◆ **Available records**:
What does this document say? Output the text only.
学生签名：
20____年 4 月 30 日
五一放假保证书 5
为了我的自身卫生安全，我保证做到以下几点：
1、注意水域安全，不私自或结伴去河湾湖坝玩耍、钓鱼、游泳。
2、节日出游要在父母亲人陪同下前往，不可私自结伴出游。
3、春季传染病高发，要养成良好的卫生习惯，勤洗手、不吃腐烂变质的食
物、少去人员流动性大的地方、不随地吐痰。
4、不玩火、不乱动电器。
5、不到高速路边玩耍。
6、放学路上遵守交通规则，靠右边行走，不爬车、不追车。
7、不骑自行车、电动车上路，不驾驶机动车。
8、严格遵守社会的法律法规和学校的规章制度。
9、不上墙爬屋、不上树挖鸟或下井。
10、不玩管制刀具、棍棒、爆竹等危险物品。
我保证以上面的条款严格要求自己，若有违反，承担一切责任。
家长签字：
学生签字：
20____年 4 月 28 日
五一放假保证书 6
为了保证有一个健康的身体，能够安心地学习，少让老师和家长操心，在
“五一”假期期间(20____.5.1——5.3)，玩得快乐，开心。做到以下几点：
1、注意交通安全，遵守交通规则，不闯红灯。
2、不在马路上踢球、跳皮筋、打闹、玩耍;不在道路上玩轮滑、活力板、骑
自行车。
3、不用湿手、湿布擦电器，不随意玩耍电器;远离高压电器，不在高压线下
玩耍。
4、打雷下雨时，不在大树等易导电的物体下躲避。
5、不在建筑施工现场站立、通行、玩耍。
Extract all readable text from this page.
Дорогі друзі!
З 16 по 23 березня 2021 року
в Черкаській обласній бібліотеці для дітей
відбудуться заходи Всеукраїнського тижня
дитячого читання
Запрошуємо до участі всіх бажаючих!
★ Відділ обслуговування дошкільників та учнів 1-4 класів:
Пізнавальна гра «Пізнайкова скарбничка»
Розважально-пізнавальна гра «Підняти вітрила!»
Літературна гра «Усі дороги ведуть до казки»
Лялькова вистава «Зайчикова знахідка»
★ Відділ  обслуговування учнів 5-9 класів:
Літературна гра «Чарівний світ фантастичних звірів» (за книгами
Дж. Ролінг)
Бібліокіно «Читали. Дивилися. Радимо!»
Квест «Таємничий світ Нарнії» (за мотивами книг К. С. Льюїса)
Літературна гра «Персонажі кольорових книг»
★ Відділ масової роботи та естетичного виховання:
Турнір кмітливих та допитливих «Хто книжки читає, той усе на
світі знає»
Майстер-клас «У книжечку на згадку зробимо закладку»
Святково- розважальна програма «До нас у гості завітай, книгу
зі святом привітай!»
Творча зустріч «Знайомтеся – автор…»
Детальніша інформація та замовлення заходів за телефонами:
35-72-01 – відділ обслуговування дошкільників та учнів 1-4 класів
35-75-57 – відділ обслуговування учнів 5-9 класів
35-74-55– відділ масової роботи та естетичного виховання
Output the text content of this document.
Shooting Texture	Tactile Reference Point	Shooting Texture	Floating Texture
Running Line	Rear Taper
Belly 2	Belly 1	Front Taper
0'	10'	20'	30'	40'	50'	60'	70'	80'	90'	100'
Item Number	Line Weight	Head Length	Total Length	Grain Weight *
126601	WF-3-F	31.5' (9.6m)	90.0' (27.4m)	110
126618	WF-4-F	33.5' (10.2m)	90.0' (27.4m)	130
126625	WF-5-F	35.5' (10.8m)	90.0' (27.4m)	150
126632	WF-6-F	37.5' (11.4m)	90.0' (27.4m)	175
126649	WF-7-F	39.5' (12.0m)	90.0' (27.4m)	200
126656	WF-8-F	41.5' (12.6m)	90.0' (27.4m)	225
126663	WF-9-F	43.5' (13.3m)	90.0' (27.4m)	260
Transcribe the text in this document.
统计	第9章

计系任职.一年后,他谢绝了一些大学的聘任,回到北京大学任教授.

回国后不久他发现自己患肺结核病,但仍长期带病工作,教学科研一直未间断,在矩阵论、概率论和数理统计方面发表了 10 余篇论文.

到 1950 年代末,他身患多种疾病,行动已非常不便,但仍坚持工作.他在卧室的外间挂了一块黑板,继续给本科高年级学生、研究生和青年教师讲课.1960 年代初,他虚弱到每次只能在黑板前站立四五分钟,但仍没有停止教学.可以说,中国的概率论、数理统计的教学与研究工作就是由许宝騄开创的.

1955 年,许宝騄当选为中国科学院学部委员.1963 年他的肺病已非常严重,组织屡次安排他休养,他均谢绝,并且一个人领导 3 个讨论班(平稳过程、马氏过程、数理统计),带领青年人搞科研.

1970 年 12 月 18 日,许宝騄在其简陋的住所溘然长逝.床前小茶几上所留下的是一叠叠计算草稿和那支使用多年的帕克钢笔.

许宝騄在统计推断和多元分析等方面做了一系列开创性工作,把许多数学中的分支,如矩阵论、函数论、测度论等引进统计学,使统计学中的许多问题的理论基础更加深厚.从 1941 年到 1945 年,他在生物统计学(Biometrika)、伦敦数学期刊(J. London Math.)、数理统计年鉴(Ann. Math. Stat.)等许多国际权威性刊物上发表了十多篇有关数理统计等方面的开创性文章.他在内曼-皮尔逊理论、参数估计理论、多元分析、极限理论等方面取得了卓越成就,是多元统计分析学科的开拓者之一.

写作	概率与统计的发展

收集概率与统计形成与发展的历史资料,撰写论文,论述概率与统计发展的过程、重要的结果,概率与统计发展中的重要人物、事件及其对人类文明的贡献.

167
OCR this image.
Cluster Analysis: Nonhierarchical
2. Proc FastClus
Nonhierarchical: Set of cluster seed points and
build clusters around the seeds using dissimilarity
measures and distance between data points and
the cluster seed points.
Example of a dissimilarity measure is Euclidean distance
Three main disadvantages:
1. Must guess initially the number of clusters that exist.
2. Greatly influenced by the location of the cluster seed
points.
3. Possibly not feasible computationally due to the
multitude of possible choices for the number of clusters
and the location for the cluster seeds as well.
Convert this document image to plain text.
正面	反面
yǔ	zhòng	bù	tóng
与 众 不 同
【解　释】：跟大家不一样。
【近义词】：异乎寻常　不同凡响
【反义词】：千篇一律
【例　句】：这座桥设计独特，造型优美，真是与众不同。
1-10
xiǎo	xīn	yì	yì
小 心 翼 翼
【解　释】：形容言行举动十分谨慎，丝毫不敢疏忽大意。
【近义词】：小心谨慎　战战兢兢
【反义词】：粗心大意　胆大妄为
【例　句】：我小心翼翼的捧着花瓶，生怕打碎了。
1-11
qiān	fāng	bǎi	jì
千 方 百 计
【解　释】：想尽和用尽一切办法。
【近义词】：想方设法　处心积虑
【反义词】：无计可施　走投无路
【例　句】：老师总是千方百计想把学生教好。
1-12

◆ **Exercise objective**:
Which lines of the data include "dissimilarity"? Copy each of them.

◆ **Complete answer**:
build clusters around the seeds using dissimilarity
Example of a dissimilarity measure is Euclidean distance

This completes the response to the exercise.